__PROBLEM REQUIREMENTS__
Check each line of the records for "text"; collect those that have it.

[Extracted data entries]

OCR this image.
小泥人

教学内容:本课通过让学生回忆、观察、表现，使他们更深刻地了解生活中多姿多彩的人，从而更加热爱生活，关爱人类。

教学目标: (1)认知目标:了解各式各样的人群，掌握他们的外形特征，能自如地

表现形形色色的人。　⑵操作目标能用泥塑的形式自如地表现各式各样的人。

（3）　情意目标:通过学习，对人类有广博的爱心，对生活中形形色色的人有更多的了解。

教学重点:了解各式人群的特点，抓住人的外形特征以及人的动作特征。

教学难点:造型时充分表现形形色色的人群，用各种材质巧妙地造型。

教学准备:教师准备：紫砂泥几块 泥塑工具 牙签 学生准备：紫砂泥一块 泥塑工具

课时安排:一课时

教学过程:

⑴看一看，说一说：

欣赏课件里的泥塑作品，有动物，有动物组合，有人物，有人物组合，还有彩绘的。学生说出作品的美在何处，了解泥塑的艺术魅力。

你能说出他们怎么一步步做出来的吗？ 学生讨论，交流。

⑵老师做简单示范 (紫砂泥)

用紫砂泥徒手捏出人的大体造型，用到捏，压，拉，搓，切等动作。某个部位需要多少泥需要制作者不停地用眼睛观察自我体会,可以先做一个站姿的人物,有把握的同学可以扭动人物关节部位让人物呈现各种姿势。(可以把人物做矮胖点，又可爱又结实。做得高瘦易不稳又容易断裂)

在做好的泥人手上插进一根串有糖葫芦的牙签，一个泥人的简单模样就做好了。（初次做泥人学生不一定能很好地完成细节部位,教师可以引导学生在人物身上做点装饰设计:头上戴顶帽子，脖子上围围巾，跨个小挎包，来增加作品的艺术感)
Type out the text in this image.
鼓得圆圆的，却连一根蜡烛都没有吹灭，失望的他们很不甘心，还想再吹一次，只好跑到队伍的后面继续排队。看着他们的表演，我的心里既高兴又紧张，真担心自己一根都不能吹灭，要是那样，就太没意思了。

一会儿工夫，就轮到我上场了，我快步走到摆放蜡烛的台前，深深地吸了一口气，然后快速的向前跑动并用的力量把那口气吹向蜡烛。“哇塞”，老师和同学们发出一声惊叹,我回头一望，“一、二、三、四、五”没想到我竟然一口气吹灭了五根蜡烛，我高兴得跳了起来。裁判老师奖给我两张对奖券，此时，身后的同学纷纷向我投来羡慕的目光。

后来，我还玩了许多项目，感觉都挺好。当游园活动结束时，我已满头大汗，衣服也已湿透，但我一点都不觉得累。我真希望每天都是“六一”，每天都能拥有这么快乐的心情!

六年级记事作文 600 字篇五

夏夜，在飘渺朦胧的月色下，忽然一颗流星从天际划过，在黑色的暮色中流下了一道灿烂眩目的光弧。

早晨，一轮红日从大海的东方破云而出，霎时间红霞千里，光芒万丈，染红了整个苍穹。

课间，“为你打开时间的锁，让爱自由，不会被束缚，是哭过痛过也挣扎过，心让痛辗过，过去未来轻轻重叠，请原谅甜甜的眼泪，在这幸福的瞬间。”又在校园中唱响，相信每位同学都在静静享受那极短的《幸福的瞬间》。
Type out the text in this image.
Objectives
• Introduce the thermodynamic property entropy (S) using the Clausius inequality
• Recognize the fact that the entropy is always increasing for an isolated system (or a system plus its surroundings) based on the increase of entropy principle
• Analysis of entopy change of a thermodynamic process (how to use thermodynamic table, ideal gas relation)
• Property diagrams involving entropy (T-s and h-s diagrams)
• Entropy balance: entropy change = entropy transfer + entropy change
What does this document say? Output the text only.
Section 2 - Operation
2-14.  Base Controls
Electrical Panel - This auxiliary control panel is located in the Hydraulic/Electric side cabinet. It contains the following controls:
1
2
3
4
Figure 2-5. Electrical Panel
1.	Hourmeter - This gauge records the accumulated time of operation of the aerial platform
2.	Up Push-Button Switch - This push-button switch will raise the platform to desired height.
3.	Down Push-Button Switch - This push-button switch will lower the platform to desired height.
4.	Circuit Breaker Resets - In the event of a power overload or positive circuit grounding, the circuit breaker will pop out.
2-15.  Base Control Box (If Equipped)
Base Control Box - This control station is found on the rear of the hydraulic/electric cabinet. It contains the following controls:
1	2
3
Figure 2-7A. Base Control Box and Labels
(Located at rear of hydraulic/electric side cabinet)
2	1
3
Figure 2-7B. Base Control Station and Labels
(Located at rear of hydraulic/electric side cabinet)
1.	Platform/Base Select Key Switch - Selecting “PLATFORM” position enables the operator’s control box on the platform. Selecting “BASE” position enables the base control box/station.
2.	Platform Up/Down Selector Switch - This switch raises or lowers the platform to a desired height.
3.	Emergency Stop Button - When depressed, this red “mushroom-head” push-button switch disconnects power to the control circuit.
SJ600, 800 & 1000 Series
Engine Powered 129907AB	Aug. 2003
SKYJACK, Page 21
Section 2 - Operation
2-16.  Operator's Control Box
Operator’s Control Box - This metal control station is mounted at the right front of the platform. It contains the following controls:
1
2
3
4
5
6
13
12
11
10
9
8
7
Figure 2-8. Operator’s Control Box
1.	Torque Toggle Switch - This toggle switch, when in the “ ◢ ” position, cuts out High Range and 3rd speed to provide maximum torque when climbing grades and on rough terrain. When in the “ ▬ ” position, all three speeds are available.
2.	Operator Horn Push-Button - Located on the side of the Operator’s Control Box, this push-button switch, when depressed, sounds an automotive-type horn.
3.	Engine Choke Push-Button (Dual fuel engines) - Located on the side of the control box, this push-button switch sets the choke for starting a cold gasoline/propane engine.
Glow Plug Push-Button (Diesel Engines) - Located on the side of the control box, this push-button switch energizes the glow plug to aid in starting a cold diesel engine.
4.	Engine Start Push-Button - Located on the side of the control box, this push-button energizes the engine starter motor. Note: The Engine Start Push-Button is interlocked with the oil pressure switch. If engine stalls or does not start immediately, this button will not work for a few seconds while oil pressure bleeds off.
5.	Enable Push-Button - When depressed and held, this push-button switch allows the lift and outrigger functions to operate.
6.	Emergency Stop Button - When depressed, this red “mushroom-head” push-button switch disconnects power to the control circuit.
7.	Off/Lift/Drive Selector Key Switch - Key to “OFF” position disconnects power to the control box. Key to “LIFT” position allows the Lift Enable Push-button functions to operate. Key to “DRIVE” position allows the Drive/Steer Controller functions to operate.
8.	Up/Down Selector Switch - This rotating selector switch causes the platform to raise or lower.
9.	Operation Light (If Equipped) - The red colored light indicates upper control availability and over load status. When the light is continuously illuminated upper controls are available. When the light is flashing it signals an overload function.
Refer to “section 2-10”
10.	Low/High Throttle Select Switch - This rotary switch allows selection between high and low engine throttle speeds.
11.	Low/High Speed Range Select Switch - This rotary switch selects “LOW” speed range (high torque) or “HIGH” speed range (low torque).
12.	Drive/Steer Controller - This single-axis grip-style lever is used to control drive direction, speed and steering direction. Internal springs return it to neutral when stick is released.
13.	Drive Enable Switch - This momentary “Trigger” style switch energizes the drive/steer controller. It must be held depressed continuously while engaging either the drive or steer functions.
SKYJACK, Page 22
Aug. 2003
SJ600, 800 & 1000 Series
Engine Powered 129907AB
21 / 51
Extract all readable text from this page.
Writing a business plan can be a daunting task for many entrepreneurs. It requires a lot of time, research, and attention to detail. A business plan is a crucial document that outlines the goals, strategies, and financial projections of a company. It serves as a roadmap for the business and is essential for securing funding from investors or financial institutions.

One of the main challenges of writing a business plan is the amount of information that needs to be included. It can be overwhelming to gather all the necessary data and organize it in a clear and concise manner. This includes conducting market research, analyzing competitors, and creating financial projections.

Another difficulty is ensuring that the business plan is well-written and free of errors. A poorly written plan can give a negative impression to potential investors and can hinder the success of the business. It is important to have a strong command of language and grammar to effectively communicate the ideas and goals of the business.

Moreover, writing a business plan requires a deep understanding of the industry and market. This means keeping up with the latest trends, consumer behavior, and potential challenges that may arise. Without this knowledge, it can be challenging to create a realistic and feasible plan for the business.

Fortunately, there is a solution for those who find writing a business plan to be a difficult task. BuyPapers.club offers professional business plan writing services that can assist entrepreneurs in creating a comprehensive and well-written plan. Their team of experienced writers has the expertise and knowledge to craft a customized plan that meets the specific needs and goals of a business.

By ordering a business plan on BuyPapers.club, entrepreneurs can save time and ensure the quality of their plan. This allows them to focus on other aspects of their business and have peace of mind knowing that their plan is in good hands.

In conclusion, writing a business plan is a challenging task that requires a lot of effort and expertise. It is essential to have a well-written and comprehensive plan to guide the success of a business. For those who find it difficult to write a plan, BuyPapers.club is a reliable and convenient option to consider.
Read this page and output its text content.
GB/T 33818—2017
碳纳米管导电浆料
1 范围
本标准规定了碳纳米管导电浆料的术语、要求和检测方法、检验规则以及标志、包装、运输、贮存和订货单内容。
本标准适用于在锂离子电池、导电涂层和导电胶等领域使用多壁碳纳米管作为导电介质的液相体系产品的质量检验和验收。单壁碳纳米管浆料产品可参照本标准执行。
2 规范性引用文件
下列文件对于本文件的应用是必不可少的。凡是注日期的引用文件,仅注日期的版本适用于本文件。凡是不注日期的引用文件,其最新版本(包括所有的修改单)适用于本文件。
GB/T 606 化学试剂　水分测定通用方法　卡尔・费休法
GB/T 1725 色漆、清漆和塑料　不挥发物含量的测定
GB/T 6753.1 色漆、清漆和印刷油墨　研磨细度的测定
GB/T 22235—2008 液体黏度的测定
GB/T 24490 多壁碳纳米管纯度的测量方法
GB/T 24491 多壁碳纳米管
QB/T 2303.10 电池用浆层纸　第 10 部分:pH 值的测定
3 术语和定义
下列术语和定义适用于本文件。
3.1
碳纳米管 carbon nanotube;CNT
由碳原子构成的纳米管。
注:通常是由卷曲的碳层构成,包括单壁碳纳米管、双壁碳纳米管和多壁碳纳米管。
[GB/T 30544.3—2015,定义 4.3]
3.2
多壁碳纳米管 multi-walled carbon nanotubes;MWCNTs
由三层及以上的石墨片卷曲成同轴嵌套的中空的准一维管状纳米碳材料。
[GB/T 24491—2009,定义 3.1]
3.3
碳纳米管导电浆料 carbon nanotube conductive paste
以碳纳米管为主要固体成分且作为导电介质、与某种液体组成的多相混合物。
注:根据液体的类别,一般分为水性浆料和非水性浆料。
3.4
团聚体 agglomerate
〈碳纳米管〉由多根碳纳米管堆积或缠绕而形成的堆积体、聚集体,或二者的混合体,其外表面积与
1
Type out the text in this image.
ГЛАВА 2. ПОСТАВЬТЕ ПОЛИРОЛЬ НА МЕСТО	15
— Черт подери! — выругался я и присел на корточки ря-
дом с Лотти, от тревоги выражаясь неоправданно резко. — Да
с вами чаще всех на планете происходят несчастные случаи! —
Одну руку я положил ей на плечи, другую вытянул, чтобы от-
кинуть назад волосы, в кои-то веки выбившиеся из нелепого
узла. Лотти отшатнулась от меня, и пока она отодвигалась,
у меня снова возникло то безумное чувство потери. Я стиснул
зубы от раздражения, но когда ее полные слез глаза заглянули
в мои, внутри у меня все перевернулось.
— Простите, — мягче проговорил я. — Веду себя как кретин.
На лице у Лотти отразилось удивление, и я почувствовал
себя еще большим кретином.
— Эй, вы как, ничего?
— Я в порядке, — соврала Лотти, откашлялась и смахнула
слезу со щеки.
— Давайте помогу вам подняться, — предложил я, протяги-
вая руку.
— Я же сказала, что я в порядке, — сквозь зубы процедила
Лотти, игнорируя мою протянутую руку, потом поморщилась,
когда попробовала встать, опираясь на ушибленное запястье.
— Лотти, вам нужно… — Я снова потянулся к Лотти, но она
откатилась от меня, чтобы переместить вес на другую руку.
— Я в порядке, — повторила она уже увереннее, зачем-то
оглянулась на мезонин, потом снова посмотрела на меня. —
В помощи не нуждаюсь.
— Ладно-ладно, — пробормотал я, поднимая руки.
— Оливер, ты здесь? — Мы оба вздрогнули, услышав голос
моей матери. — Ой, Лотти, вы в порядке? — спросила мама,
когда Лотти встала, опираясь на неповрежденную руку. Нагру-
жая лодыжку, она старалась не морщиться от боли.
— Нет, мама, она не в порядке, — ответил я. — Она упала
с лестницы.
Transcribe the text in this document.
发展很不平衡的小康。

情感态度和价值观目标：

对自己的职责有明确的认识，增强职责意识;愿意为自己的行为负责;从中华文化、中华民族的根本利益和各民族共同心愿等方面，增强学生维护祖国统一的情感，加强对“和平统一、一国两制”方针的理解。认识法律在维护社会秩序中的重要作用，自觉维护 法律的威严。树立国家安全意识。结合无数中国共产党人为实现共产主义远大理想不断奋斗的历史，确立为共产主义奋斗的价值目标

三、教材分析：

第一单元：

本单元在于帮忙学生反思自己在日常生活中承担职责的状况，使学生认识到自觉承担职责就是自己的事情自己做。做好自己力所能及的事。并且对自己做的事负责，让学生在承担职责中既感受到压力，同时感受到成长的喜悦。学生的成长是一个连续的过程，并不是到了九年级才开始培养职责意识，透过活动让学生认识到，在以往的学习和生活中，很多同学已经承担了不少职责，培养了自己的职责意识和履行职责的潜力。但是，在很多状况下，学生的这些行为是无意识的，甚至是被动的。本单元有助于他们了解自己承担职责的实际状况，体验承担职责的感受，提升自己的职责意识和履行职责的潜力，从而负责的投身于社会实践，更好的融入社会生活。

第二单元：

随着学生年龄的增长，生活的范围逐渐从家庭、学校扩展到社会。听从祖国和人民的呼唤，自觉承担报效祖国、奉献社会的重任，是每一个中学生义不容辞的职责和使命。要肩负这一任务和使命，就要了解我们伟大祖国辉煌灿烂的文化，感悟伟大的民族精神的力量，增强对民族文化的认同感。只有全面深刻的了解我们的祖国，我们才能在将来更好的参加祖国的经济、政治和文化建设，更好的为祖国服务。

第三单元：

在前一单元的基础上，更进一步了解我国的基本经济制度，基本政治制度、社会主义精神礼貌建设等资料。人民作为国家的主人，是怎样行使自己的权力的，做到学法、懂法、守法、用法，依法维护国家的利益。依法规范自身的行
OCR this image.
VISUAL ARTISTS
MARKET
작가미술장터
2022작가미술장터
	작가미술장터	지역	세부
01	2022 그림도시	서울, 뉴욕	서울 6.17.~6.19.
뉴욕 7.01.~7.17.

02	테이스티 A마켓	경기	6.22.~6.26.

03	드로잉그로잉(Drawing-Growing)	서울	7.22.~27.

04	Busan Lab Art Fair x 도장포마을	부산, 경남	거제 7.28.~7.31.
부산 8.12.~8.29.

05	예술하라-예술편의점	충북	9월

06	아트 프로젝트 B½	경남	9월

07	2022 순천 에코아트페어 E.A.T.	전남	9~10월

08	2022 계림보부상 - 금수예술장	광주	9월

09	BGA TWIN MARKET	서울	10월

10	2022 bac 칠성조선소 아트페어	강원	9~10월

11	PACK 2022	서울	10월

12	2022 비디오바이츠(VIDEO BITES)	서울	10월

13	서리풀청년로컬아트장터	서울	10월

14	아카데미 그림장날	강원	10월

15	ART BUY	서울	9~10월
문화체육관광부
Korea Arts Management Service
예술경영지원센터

__RESPONSE__
Type out the text in this image.
Type out the text in this image.
What does this document say? Output the text only.
Extract all readable text from this page.
Read this page and output its text content.
Type out the text in this image.
Transcribe the text in this document.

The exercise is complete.